**Given instruction:** Retype the listing that follows, word for word.

**Stored items:**
○ ○ ○ ○ ○ ○ ○
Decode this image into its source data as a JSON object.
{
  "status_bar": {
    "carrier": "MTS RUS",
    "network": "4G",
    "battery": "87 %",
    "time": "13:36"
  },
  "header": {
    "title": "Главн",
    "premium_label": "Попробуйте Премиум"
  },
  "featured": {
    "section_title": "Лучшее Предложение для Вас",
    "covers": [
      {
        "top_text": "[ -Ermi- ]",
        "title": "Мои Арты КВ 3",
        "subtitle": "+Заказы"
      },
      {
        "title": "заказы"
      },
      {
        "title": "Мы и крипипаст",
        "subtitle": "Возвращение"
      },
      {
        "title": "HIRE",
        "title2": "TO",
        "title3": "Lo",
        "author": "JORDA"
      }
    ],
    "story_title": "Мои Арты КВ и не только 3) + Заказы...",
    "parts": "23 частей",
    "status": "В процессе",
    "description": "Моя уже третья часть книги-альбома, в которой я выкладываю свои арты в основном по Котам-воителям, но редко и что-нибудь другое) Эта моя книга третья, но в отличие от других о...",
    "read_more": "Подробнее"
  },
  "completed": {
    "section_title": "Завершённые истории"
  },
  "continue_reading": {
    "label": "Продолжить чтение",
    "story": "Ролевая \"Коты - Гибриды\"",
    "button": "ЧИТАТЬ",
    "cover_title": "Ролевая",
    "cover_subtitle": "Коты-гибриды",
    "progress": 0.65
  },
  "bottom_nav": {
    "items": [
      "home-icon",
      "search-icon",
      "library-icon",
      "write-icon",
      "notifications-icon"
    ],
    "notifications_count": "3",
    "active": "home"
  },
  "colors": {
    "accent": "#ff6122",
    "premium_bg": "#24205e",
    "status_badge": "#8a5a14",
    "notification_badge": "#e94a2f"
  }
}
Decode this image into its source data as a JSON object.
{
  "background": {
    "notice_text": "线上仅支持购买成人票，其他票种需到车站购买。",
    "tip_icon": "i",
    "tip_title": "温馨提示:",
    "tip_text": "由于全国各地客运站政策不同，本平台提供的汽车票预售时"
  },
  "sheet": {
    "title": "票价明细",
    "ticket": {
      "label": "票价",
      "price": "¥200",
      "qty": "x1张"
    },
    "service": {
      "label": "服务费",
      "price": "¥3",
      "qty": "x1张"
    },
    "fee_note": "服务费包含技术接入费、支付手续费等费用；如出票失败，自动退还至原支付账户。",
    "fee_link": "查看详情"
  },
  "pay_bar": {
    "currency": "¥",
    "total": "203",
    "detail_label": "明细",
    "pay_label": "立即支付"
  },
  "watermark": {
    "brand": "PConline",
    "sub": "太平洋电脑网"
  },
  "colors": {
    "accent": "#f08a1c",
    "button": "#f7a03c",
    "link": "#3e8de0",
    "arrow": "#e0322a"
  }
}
○ ○ ○ ○ ○ ○ ○
**Complete answer:**
Decode this image into its source data as a JSON object.
{
  "status_bar": {
    "carrier": "MTS RUS",
    "network": "4G",
    "battery": "87 %",
    "time": "13:36"
  },
  "header": {
    "title": "Главн",
    "premium_label": "Попробуйте Премиум"
  },
  "featured": {
    "section_title": "Лучшее Предложение для Вас",
    "covers": [
      {
        "top_text": "[ -Ermi- ]",
        "title": "Мои Арты КВ 3",
        "subtitle": "+Заказы"
      },
      {
        "title": "заказы"
      },
      {
        "title": "Мы и крипипаст",
        "subtitle": "Возвращение"
      },
      {
        "title": "HIRE",
        "title2": "TO",
        "title3": "Lo",
        "author": "JORDA"
      }
    ],
    "story_title": "Мои Арты КВ и не только 3) + Заказы...",
    "parts": "23 частей",
    "status": "В процессе",
    "description": "Моя уже третья часть книги-альбома, в которой я выкладываю свои арты в основном по Котам-воителям, но редко и что-нибудь другое) Эта моя книга третья, но в отличие от других о...",
    "read_more": "Подробнее"
  },
  "completed": {
    "section_title": "Завершённые истории"
  },
  "continue_reading": {
    "label": "Продолжить чтение",
    "story": "Ролевая \"Коты - Гибриды\"",
    "button": "ЧИТАТЬ",
    "cover_title": "Ролевая",
    "cover_subtitle": "Коты-гибриды",
    "progress": 0.65
  },
  "bottom_nav": {
    "items": [
      "home-icon",
      "search-icon",
      "library-icon",
      "write-icon",
      "notifications-icon"
    ],
    "notifications_count": "3",
    "active": "home"
  },
  "colors": {
    "accent": "#ff6122",
    "premium_bg": "#24205e",
    "status_badge": "#8a5a14",
    "notification_badge": "#e94a2f"
  }
}
Decode this image into its source data as a JSON object.
{
  "background": {
    "notice_text": "线上仅支持购买成人票，其他票种需到车站购买。",
    "tip_icon": "i",
    "tip_title": "温馨提示:",
    "tip_text": "由于全国各地客运站政策不同，本平台提供的汽车票预售时"
  },
  "sheet": {
    "title": "票价明细",
    "ticket": {
      "label": "票价",
      "price": "¥200",
      "qty": "x1张"
    },
    "service": {
      "label": "服务费",
      "price": "¥3",
      "qty": "x1张"
    },
    "fee_note": "服务费包含技术接入费、支付手续费等费用；如出票失败，自动退还至原支付账户。",
    "fee_link": "查看详情"
  },
  "pay_bar": {
    "currency": "¥",
    "total": "203",
    "detail_label": "明细",
    "pay_label": "立即支付"
  },
  "watermark": {
    "brand": "PConline",
    "sub": "太平洋电脑网"
  },
  "colors": {
    "accent": "#f08a1c",
    "button": "#f7a03c",
    "link": "#3e8de0",
    "arrow": "#e0322a"
  }
}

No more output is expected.